| WORK INSTRUCTIONS |
Go through the material below, count the lines with the word "Mobile", and reply with the count alone.

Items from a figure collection
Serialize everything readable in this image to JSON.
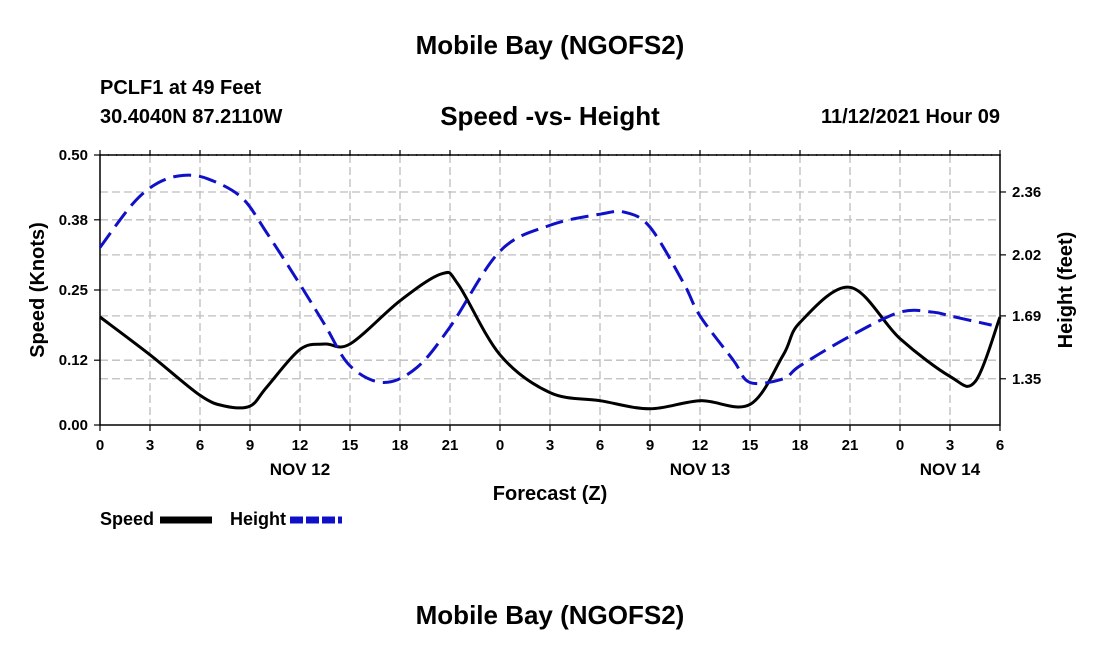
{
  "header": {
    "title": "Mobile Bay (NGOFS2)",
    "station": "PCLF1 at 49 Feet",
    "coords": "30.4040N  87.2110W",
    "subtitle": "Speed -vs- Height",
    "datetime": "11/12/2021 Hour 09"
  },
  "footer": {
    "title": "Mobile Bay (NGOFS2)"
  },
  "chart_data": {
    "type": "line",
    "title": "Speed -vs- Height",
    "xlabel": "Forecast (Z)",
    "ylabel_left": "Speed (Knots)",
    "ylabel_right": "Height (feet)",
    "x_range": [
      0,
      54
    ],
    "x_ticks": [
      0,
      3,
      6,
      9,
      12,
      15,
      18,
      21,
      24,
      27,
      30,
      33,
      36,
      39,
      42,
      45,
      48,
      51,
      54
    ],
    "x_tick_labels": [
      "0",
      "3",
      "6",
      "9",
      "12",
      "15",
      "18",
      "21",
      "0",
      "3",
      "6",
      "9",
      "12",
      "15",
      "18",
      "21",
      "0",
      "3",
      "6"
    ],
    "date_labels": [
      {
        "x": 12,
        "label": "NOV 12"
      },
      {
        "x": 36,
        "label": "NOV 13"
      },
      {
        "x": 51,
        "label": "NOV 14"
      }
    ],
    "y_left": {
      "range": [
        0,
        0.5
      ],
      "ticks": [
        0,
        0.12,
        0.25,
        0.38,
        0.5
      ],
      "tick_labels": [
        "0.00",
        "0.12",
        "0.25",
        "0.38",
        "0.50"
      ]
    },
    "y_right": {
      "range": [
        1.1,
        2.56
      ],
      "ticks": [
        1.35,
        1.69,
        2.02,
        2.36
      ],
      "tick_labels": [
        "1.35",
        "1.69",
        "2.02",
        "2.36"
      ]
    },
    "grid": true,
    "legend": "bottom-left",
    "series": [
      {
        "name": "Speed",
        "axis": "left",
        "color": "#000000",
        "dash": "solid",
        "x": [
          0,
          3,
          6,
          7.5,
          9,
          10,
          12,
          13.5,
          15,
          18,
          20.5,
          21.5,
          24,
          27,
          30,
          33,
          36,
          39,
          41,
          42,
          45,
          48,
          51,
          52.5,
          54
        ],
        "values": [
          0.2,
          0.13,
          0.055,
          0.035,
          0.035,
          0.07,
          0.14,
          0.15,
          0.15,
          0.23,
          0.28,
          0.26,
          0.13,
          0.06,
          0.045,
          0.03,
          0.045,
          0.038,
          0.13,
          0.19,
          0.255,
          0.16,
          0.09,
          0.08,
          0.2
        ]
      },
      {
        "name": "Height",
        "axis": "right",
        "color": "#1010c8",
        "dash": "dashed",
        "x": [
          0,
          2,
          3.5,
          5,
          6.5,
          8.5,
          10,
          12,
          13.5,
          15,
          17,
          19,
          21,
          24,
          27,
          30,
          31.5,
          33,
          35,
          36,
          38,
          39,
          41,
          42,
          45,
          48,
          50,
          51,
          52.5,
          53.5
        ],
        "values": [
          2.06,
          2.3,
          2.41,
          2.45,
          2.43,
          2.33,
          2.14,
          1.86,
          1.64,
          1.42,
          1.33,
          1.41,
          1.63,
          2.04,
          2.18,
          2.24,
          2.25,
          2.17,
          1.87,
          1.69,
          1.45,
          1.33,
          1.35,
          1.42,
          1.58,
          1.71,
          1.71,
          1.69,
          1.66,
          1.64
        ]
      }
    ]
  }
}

---

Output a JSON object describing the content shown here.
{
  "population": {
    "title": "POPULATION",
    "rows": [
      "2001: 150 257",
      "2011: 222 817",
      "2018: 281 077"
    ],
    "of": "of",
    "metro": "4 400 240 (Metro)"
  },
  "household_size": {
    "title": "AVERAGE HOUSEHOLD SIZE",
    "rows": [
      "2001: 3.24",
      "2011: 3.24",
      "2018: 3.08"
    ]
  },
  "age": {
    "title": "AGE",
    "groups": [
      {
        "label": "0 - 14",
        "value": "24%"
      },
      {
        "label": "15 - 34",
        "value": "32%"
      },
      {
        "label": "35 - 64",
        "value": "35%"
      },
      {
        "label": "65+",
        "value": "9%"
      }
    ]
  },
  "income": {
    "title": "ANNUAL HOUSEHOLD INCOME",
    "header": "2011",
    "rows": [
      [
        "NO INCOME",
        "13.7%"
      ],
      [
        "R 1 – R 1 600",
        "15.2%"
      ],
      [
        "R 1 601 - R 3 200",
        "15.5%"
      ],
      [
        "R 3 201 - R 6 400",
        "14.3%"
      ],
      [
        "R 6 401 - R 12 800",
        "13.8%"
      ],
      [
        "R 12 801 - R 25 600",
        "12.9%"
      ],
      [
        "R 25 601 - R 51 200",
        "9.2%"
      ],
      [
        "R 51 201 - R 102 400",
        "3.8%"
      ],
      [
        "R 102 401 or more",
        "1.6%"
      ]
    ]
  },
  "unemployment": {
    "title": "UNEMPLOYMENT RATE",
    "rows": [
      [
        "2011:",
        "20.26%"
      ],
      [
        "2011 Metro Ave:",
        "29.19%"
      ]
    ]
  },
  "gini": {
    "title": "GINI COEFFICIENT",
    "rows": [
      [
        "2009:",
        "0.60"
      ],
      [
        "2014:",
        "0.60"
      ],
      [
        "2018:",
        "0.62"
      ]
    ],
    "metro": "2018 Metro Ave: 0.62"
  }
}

| FINAL ANSWER |
2